- WORK TO DO -
Copy each line below that contains "Percentage".

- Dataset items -

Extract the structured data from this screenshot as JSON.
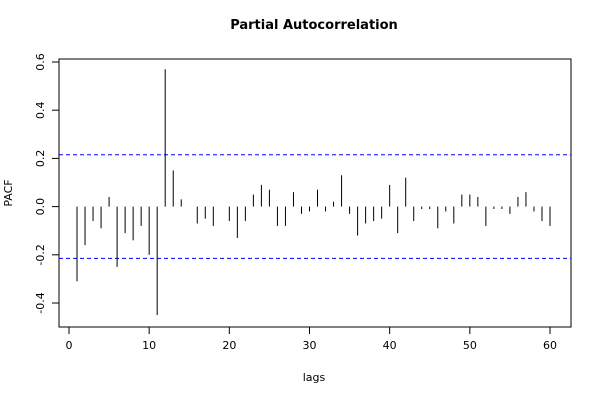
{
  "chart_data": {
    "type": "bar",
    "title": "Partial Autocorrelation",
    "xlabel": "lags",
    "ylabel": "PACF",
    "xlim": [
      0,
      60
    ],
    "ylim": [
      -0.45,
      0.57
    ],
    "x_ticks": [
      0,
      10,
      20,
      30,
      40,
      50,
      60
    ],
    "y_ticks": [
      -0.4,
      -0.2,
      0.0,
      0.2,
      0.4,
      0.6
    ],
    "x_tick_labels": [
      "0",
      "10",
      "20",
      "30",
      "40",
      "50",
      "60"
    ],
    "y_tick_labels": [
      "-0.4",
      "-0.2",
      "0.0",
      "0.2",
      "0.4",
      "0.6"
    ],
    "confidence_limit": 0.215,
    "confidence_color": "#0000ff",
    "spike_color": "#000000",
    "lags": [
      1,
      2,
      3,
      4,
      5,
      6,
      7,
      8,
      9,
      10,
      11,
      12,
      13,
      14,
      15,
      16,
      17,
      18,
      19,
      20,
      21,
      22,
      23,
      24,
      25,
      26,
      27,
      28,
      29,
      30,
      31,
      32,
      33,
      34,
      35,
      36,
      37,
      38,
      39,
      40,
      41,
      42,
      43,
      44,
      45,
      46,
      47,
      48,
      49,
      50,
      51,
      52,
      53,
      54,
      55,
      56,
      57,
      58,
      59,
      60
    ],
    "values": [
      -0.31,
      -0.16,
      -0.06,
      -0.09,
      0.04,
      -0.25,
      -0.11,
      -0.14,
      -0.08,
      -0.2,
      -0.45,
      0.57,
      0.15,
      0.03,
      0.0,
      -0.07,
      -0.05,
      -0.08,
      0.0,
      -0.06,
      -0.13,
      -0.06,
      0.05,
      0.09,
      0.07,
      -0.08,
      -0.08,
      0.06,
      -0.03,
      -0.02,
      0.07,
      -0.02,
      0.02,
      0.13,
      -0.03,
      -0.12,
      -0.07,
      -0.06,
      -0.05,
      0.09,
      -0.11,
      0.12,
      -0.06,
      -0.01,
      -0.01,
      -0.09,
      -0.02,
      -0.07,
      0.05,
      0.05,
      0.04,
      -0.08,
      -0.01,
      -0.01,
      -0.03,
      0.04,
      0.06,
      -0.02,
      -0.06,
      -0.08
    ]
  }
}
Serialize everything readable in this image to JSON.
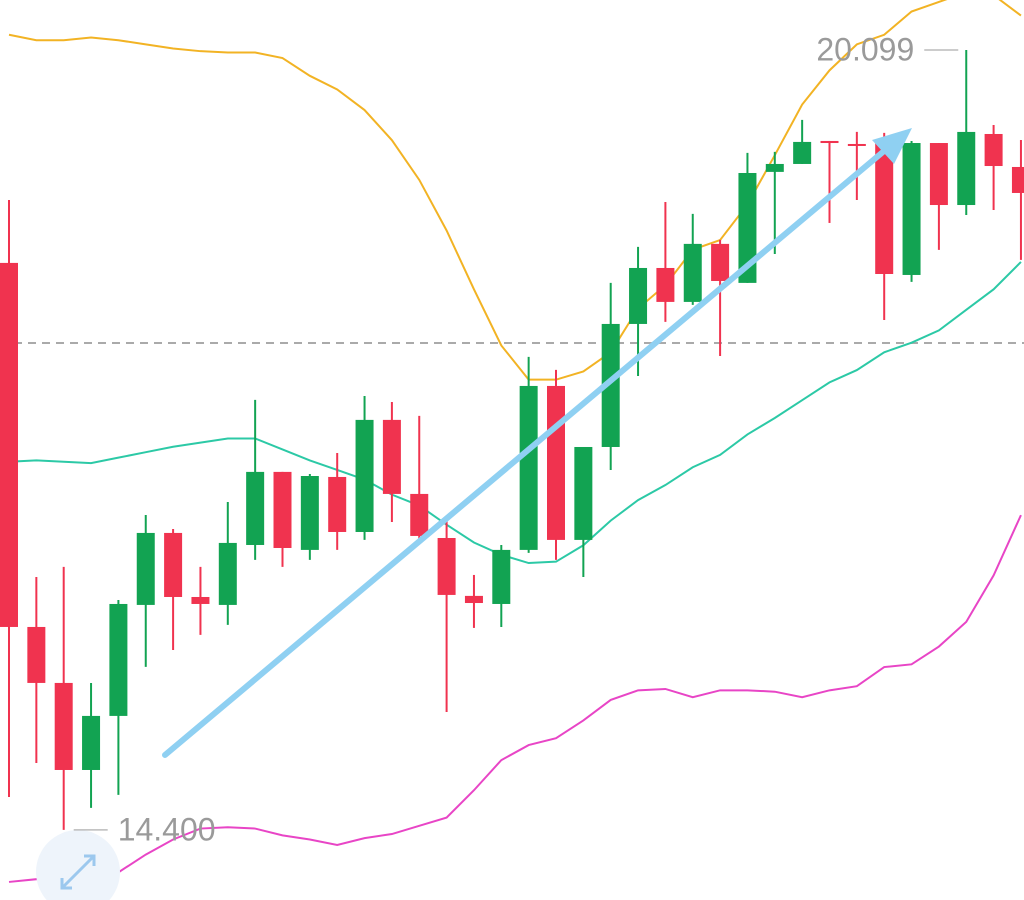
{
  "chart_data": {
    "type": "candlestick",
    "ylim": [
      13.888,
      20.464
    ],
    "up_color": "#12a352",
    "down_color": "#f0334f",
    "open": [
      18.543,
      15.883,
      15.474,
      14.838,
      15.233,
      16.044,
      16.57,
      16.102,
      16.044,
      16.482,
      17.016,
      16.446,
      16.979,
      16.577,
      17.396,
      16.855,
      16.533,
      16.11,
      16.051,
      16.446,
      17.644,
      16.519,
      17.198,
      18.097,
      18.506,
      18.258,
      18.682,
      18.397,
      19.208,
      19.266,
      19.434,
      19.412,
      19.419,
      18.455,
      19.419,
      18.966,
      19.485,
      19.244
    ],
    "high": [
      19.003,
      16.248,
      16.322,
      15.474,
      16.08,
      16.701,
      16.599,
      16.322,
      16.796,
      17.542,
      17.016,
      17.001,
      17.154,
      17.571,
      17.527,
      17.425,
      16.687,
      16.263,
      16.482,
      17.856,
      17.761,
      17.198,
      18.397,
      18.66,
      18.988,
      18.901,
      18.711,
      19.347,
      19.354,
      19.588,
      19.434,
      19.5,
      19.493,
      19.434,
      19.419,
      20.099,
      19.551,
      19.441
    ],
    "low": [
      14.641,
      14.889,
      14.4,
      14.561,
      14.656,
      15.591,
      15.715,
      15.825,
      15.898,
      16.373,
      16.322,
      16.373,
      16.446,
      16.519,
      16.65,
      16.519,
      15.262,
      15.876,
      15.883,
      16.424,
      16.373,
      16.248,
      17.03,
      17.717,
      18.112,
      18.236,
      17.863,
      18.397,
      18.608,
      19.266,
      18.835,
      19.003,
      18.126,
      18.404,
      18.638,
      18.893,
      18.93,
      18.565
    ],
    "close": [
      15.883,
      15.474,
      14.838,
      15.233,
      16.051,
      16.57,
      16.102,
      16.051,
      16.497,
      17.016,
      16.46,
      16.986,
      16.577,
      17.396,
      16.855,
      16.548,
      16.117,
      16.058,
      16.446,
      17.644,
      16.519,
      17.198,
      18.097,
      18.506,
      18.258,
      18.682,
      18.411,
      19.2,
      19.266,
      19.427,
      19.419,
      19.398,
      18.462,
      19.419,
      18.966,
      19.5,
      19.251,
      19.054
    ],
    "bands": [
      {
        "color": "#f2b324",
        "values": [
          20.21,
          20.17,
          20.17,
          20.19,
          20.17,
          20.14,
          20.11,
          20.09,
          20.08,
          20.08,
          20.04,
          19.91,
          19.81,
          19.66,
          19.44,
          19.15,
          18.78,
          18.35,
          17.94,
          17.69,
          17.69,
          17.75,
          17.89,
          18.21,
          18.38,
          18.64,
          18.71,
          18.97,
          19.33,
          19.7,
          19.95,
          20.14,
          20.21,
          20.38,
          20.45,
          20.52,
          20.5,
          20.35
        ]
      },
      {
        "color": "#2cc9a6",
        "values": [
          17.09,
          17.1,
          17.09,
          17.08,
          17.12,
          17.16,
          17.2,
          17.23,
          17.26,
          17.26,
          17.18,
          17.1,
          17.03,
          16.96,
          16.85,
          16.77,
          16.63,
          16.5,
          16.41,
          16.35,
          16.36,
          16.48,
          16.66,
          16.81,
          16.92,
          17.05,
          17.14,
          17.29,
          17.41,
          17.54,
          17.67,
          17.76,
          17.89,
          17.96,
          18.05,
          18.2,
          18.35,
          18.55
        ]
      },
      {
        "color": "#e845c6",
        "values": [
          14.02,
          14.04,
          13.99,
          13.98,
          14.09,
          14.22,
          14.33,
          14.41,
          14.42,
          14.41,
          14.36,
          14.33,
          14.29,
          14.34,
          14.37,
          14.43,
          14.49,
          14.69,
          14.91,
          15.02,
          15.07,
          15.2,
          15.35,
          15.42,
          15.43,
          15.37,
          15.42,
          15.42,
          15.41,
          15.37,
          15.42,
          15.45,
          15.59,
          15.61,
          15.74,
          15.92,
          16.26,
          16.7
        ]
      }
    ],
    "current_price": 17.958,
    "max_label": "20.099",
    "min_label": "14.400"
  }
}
...
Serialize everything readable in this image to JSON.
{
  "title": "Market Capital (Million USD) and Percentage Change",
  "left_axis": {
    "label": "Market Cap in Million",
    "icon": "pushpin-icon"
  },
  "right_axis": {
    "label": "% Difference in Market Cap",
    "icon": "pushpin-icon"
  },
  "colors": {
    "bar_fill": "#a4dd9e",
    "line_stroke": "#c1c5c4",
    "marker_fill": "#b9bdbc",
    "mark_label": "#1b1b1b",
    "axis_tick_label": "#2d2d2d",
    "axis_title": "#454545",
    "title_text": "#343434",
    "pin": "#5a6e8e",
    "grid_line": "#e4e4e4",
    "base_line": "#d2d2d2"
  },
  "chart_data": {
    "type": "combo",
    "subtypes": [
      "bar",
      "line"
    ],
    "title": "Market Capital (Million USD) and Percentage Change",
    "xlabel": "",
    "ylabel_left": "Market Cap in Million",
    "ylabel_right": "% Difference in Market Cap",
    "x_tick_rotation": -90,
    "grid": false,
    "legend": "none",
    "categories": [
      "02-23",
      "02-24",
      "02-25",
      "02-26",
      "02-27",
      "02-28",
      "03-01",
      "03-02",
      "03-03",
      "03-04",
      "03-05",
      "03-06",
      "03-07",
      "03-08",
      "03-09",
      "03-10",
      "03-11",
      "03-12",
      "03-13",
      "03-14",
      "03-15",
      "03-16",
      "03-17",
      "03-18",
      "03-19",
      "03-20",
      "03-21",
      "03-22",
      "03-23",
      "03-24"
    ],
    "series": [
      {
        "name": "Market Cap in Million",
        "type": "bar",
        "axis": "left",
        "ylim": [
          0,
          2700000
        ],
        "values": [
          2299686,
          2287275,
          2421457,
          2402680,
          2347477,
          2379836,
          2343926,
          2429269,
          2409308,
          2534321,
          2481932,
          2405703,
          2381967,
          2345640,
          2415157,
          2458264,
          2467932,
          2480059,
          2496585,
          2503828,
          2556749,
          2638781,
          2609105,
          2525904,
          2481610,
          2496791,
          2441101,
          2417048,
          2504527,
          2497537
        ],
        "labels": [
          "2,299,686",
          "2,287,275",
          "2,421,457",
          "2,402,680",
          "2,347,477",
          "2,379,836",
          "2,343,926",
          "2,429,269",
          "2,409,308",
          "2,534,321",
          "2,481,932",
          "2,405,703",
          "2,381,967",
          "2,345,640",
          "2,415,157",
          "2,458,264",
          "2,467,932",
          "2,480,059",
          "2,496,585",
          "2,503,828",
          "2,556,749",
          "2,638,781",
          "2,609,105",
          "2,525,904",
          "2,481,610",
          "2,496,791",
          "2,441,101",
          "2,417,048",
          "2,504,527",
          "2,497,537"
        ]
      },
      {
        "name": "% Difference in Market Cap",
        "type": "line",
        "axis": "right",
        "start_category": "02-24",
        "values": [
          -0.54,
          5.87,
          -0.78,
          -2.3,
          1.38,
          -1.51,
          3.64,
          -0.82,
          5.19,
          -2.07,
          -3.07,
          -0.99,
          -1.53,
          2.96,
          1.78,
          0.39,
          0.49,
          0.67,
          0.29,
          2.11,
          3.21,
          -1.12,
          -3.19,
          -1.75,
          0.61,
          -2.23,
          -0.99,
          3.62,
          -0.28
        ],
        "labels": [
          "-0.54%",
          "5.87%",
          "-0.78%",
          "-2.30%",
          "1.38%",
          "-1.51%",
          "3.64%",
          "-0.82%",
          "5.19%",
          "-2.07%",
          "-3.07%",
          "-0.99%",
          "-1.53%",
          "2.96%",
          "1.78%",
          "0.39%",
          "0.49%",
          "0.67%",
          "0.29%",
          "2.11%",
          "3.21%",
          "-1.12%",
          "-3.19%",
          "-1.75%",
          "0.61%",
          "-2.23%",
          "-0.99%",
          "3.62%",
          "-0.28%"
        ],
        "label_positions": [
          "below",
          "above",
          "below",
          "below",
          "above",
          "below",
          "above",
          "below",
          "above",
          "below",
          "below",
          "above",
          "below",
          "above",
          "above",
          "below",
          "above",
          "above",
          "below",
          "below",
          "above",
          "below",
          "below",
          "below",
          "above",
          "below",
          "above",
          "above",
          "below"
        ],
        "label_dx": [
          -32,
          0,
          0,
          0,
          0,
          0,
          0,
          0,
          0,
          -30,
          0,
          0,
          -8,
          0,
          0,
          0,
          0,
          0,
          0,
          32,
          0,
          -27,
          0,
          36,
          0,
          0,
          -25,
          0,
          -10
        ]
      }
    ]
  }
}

- OUTPUT OF THE EXERCISE -
  "title": "Market Capital (Million USD) and Percentage Change",
    "title": "Market Capital (Million USD) and Percentage Change",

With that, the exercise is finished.